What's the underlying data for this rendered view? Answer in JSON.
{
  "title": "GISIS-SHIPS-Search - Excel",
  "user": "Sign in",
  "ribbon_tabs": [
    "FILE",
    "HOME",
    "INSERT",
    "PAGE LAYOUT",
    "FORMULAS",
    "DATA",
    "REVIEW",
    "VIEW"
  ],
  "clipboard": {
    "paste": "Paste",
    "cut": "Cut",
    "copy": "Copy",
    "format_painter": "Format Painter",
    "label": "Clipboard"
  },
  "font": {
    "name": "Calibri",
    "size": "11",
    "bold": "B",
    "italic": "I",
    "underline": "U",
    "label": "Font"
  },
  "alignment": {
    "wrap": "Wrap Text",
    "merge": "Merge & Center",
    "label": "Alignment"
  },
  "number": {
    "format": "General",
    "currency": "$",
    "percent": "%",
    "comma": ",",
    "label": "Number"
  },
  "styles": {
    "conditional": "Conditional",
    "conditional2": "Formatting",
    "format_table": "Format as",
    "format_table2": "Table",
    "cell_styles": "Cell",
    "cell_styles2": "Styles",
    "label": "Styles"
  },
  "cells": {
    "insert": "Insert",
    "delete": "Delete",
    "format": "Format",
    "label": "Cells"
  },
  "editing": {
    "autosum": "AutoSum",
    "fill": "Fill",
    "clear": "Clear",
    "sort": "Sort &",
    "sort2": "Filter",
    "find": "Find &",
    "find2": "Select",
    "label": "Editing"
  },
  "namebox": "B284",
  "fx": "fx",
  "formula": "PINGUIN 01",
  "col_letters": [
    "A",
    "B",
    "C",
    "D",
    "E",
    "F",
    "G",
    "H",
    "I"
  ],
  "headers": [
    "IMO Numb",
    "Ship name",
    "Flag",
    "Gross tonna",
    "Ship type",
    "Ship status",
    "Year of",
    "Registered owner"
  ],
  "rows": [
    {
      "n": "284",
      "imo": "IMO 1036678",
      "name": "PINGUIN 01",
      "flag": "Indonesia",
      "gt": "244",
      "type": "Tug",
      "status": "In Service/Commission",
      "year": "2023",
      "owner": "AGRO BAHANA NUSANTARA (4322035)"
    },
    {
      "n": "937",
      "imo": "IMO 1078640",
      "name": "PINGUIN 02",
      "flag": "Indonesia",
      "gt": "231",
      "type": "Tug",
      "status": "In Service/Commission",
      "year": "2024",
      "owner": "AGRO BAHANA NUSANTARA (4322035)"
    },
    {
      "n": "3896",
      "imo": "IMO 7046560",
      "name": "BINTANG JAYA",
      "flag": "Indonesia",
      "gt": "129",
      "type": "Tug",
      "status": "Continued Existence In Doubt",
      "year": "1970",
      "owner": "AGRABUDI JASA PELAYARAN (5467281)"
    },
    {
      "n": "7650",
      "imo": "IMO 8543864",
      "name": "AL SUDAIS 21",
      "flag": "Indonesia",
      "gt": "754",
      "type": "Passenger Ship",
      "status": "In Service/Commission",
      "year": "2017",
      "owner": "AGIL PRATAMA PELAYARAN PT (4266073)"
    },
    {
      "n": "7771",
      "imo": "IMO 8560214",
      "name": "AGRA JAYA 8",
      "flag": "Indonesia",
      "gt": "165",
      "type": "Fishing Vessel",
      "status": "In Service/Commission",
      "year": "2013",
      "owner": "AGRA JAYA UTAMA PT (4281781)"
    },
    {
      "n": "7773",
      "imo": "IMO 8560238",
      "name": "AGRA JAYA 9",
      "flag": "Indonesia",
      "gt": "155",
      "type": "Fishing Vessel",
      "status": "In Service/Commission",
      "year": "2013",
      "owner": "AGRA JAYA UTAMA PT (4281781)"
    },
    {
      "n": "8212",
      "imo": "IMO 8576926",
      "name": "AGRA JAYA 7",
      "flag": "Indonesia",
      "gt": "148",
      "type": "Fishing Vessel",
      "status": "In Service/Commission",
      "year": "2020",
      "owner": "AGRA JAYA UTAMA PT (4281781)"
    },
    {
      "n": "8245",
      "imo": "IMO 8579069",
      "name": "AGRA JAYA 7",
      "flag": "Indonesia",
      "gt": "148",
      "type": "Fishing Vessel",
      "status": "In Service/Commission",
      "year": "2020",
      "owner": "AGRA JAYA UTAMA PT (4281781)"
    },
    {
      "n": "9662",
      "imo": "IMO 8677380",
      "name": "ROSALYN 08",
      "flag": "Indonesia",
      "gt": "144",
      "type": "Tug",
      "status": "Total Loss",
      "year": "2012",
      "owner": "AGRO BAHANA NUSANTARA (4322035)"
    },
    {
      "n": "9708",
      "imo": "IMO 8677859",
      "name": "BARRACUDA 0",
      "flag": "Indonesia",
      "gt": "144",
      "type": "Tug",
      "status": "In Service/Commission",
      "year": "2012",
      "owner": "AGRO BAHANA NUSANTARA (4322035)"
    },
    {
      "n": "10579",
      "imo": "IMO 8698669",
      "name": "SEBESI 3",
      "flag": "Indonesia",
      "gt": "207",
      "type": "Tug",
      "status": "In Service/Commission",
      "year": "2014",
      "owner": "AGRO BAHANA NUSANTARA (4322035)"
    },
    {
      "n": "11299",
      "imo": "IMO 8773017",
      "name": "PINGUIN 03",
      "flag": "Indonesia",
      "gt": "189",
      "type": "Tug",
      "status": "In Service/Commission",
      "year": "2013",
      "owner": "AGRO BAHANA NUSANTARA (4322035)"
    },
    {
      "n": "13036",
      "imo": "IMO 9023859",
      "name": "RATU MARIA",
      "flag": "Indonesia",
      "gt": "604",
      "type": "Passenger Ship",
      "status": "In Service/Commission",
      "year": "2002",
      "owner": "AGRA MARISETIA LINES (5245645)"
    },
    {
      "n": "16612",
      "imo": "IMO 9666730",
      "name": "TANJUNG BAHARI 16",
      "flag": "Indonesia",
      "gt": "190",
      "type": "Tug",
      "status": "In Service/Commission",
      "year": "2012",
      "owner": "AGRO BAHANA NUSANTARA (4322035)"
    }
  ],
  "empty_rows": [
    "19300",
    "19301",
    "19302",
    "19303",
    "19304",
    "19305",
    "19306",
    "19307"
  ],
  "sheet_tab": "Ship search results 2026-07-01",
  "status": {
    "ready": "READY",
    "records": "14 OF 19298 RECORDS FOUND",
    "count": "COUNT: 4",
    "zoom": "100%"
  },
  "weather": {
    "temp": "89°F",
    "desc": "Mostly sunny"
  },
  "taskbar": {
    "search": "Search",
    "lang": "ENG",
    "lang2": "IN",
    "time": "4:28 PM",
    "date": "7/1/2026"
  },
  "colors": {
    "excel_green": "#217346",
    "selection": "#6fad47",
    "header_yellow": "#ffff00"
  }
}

**YOUR TASK**
Repeat the data precisely, reproducing every entry.

**TASK RESPONSE**
What's the underlying data for this rendered view? Answer in JSON.
{
  "title": "GISIS-SHIPS-Search - Excel",
  "user": "Sign in",
  "ribbon_tabs": [
    "FILE",
    "HOME",
    "INSERT",
    "PAGE LAYOUT",
    "FORMULAS",
    "DATA",
    "REVIEW",
    "VIEW"
  ],
  "clipboard": {
    "paste": "Paste",
    "cut": "Cut",
    "copy": "Copy",
    "format_painter": "Format Painter",
    "label": "Clipboard"
  },
  "font": {
    "name": "Calibri",
    "size": "11",
    "bold": "B",
    "italic": "I",
    "underline": "U",
    "label": "Font"
  },
  "alignment": {
    "wrap": "Wrap Text",
    "merge": "Merge & Center",
    "label": "Alignment"
  },
  "number": {
    "format": "General",
    "currency": "$",
    "percent": "%",
    "comma": ",",
    "label": "Number"
  },
  "styles": {
    "conditional": "Conditional",
    "conditional2": "Formatting",
    "format_table": "Format as",
    "format_table2": "Table",
    "cell_styles": "Cell",
    "cell_styles2": "Styles",
    "label": "Styles"
  },
  "cells": {
    "insert": "Insert",
    "delete": "Delete",
    "format": "Format",
    "label": "Cells"
  },
  "editing": {
    "autosum": "AutoSum",
    "fill": "Fill",
    "clear": "Clear",
    "sort": "Sort &",
    "sort2": "Filter",
    "find": "Find &",
    "find2": "Select",
    "label": "Editing"
  },
  "namebox": "B284",
  "fx": "fx",
  "formula": "PINGUIN 01",
  "col_letters": [
    "A",
    "B",
    "C",
    "D",
    "E",
    "F",
    "G",
    "H",
    "I"
  ],
  "headers": [
    "IMO Numb",
    "Ship name",
    "Flag",
    "Gross tonna",
    "Ship type",
    "Ship status",
    "Year of",
    "Registered owner"
  ],
  "rows": [
    {
      "n": "284",
      "imo": "IMO 1036678",
      "name": "PINGUIN 01",
      "flag": "Indonesia",
      "gt": "244",
      "type": "Tug",
      "status": "In Service/Commission",
      "year": "2023",
      "owner": "AGRO BAHANA NUSANTARA (4322035)"
    },
    {
      "n": "937",
      "imo": "IMO 1078640",
      "name": "PINGUIN 02",
      "flag": "Indonesia",
      "gt": "231",
      "type": "Tug",
      "status": "In Service/Commission",
      "year": "2024",
      "owner": "AGRO BAHANA NUSANTARA (4322035)"
    },
    {
      "n": "3896",
      "imo": "IMO 7046560",
      "name": "BINTANG JAYA",
      "flag": "Indonesia",
      "gt": "129",
      "type": "Tug",
      "status": "Continued Existence In Doubt",
      "year": "1970",
      "owner": "AGRABUDI JASA PELAYARAN (5467281)"
    },
    {
      "n": "7650",
      "imo": "IMO 8543864",
      "name": "AL SUDAIS 21",
      "flag": "Indonesia",
      "gt": "754",
      "type": "Passenger Ship",
      "status": "In Service/Commission",
      "year": "2017",
      "owner": "AGIL PRATAMA PELAYARAN PT (4266073)"
    },
    {
      "n": "7771",
      "imo": "IMO 8560214",
      "name": "AGRA JAYA 8",
      "flag": "Indonesia",
      "gt": "165",
      "type": "Fishing Vessel",
      "status": "In Service/Commission",
      "year": "2013",
      "owner": "AGRA JAYA UTAMA PT (4281781)"
    },
    {
      "n": "7773",
      "imo": "IMO 8560238",
      "name": "AGRA JAYA 9",
      "flag": "Indonesia",
      "gt": "155",
      "type": "Fishing Vessel",
      "status": "In Service/Commission",
      "year": "2013",
      "owner": "AGRA JAYA UTAMA PT (4281781)"
    },
    {
      "n": "8212",
      "imo": "IMO 8576926",
      "name": "AGRA JAYA 7",
      "flag": "Indonesia",
      "gt": "148",
      "type": "Fishing Vessel",
      "status": "In Service/Commission",
      "year": "2020",
      "owner": "AGRA JAYA UTAMA PT (4281781)"
    },
    {
      "n": "8245",
      "imo": "IMO 8579069",
      "name": "AGRA JAYA 7",
      "flag": "Indonesia",
      "gt": "148",
      "type": "Fishing Vessel",
      "status": "In Service/Commission",
      "year": "2020",
      "owner": "AGRA JAYA UTAMA PT (4281781)"
    },
    {
      "n": "9662",
      "imo": "IMO 8677380",
      "name": "ROSALYN 08",
      "flag": "Indonesia",
      "gt": "144",
      "type": "Tug",
      "status": "Total Loss",
      "year": "2012",
      "owner": "AGRO BAHANA NUSANTARA (4322035)"
    },
    {
      "n": "9708",
      "imo": "IMO 8677859",
      "name": "BARRACUDA 0",
      "flag": "Indonesia",
      "gt": "144",
      "type": "Tug",
      "status": "In Service/Commission",
      "year": "2012",
      "owner": "AGRO BAHANA NUSANTARA (4322035)"
    },
    {
      "n": "10579",
      "imo": "IMO 8698669",
      "name": "SEBESI 3",
      "flag": "Indonesia",
      "gt": "207",
      "type": "Tug",
      "status": "In Service/Commission",
      "year": "2014",
      "owner": "AGRO BAHANA NUSANTARA (4322035)"
    },
    {
      "n": "11299",
      "imo": "IMO 8773017",
      "name": "PINGUIN 03",
      "flag": "Indonesia",
      "gt": "189",
      "type": "Tug",
      "status": "In Service/Commission",
      "year": "2013",
      "owner": "AGRO BAHANA NUSANTARA (4322035)"
    },
    {
      "n": "13036",
      "imo": "IMO 9023859",
      "name": "RATU MARIA",
      "flag": "Indonesia",
      "gt": "604",
      "type": "Passenger Ship",
      "status": "In Service/Commission",
      "year": "2002",
      "owner": "AGRA MARISETIA LINES (5245645)"
    },
    {
      "n": "16612",
      "imo": "IMO 9666730",
      "name": "TANJUNG BAHARI 16",
      "flag": "Indonesia",
      "gt": "190",
      "type": "Tug",
      "status": "In Service/Commission",
      "year": "2012",
      "owner": "AGRO BAHANA NUSANTARA (4322035)"
    }
  ],
  "empty_rows": [
    "19300",
    "19301",
    "19302",
    "19303",
    "19304",
    "19305",
    "19306",
    "19307"
  ],
  "sheet_tab": "Ship search results 2026-07-01",
  "status": {
    "ready": "READY",
    "records": "14 OF 19298 RECORDS FOUND",
    "count": "COUNT: 4",
    "zoom": "100%"
  },
  "weather": {
    "temp": "89°F",
    "desc": "Mostly sunny"
  },
  "taskbar": {
    "search": "Search",
    "lang": "ENG",
    "lang2": "IN",
    "time": "4:28 PM",
    "date": "7/1/2026"
  },
  "colors": {
    "excel_green": "#217346",
    "selection": "#6fad47",
    "header_yellow": "#ffff00"
  }
}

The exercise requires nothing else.